§ Problem:
Tell how many lines in these records contain the string "ffffff", with only the number as the reply.

§ Records for processing:
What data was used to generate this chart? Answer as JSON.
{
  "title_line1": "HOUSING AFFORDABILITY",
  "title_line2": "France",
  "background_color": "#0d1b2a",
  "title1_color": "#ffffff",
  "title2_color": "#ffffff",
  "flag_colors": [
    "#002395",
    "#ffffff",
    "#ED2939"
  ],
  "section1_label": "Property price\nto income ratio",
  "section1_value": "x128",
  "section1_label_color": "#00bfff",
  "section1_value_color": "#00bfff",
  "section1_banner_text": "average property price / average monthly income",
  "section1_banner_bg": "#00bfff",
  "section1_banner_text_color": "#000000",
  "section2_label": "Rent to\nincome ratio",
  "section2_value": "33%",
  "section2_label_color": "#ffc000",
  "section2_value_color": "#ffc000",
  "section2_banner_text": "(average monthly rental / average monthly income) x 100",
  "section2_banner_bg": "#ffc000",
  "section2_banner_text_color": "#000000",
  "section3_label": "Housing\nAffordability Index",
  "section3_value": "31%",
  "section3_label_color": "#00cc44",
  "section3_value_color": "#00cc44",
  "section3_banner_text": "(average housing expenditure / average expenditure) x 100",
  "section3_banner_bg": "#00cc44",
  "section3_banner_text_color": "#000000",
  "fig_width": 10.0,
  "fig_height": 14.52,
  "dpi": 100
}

* * *

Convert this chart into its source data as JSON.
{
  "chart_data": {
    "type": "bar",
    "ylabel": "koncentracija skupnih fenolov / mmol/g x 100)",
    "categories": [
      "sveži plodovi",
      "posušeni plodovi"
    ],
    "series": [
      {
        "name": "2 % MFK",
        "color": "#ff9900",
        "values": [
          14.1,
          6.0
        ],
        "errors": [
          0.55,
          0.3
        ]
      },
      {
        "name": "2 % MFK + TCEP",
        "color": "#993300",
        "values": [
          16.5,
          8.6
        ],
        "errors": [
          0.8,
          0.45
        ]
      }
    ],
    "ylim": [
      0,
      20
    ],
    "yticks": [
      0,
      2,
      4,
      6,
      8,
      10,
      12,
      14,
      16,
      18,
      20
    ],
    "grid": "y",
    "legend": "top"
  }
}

---

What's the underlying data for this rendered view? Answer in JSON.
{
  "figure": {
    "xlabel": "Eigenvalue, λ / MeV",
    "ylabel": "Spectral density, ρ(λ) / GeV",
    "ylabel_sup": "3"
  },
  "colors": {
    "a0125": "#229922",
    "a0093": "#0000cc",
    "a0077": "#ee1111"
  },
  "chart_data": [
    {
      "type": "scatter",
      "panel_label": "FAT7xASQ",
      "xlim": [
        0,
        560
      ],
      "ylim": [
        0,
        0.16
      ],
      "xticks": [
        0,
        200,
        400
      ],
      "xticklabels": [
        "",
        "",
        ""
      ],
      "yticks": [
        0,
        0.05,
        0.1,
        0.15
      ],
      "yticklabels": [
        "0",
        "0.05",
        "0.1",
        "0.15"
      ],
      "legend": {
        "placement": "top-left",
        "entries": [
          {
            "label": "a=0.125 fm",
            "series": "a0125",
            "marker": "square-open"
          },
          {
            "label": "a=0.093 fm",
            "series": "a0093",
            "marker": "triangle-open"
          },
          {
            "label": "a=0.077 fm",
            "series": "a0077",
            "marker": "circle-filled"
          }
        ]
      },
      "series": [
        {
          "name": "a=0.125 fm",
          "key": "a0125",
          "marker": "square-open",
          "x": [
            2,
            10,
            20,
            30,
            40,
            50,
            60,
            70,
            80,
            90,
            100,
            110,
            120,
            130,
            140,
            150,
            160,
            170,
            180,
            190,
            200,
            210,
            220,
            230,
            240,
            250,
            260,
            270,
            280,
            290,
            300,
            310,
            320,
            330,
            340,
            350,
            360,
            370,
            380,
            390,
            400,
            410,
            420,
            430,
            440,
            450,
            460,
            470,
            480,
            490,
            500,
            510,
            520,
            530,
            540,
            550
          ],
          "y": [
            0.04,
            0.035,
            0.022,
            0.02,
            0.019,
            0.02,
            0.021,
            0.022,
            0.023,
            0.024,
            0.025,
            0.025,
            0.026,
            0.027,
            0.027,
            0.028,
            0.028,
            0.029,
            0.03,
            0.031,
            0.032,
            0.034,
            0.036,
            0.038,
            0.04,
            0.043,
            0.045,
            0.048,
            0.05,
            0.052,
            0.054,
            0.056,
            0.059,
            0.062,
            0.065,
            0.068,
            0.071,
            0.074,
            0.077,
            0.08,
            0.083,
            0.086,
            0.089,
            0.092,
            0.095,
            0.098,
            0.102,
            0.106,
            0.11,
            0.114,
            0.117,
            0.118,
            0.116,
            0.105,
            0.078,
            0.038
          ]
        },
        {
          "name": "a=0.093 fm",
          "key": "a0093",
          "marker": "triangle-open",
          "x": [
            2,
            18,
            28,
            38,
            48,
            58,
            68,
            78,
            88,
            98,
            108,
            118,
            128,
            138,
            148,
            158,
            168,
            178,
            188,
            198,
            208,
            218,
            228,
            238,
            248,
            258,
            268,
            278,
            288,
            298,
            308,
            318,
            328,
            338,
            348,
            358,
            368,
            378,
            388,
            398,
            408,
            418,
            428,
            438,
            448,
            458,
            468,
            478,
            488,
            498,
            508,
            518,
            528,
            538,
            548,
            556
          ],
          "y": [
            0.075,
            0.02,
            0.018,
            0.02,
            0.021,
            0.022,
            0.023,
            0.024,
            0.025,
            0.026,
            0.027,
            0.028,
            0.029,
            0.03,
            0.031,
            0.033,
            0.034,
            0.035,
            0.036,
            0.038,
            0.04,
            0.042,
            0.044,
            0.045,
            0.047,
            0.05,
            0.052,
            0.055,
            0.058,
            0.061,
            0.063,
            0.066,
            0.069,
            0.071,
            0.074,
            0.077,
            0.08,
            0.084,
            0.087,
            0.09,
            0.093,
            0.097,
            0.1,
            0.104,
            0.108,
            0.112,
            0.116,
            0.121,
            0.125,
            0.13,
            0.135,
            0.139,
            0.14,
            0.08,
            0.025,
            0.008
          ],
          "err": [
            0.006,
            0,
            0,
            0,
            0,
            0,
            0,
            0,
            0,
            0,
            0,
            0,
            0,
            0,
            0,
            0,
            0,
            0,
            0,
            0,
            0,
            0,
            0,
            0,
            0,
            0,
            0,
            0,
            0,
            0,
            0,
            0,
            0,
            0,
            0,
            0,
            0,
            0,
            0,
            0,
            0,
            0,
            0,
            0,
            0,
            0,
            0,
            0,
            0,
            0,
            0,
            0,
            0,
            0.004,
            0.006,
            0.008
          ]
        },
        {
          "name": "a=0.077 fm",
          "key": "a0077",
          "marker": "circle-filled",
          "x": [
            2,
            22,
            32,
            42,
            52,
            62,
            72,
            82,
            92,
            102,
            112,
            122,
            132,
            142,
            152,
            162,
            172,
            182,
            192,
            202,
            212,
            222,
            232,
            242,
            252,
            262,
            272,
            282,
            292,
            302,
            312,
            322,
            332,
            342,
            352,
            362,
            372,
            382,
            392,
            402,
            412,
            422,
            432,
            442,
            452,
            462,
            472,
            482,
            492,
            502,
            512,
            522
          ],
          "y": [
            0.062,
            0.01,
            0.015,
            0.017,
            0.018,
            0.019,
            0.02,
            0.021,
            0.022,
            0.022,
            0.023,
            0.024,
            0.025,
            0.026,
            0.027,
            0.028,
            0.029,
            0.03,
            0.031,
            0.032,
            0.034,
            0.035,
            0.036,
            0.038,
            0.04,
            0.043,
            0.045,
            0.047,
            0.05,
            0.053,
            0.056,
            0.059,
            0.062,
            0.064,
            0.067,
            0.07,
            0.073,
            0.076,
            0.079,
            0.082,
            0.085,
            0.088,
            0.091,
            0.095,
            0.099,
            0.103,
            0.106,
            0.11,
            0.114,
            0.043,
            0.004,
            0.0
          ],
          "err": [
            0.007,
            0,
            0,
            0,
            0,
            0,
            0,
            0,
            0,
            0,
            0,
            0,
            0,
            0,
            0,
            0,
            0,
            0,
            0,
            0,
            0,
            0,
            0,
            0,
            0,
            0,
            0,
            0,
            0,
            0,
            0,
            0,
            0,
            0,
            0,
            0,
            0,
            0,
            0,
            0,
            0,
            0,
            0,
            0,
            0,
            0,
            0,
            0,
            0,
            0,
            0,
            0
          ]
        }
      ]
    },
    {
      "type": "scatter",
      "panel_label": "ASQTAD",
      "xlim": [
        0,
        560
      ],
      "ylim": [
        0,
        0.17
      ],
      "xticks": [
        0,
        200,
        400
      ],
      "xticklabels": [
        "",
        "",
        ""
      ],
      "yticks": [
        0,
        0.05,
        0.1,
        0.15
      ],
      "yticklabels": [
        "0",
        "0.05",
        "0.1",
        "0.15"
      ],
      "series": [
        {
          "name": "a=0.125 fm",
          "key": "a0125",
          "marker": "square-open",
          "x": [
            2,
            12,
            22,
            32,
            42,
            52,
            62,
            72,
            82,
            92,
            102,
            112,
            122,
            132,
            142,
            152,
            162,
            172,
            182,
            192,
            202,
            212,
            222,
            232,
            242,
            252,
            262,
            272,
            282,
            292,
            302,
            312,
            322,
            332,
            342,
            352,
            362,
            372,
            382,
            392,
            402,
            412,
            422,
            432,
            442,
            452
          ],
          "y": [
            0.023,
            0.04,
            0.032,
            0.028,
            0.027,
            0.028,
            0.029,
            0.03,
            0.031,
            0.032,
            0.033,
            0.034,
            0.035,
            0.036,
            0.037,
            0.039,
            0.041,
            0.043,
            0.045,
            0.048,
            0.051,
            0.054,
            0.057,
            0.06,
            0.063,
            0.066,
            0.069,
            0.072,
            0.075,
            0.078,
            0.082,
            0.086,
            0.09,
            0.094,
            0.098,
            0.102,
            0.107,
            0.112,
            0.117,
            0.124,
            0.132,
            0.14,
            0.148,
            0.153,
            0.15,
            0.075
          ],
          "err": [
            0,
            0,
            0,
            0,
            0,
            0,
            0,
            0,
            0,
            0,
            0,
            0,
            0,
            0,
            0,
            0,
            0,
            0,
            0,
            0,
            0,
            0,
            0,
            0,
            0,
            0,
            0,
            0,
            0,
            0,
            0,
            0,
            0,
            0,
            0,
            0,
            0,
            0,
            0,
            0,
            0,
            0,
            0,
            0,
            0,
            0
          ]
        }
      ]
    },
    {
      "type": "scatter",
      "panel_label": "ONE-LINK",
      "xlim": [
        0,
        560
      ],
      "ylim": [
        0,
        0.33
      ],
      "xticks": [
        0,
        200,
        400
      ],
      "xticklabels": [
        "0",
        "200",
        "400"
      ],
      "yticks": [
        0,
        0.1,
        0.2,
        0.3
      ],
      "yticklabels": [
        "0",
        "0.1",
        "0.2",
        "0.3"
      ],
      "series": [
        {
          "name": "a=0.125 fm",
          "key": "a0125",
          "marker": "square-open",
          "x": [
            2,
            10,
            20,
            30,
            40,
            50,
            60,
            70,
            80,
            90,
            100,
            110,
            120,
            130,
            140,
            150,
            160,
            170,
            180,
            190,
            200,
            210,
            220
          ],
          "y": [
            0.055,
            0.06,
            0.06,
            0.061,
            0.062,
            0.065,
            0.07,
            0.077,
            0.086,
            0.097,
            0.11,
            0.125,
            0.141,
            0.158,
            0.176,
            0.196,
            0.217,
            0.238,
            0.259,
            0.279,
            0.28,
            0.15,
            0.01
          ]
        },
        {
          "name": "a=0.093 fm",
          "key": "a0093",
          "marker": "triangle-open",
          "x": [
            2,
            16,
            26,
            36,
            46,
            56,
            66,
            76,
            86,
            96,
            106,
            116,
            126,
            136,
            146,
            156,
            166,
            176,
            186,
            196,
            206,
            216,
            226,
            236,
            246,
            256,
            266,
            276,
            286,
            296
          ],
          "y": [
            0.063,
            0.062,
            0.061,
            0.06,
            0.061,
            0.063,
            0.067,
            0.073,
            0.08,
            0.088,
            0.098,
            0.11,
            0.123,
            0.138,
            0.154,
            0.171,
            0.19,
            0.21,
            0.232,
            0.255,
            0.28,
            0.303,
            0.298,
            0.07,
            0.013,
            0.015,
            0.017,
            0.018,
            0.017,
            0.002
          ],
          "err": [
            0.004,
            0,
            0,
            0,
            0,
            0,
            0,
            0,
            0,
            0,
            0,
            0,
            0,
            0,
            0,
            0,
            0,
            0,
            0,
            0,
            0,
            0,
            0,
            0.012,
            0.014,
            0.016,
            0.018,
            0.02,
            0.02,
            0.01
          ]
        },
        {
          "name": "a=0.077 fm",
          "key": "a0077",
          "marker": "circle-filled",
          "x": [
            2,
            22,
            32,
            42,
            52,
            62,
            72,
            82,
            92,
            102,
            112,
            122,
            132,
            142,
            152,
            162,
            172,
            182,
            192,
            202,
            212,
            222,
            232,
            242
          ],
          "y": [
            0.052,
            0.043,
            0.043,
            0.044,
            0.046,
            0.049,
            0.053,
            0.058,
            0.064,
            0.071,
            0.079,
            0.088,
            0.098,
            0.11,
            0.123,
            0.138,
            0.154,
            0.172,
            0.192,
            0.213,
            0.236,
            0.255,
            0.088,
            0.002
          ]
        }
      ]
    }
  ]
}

§ Full response:
3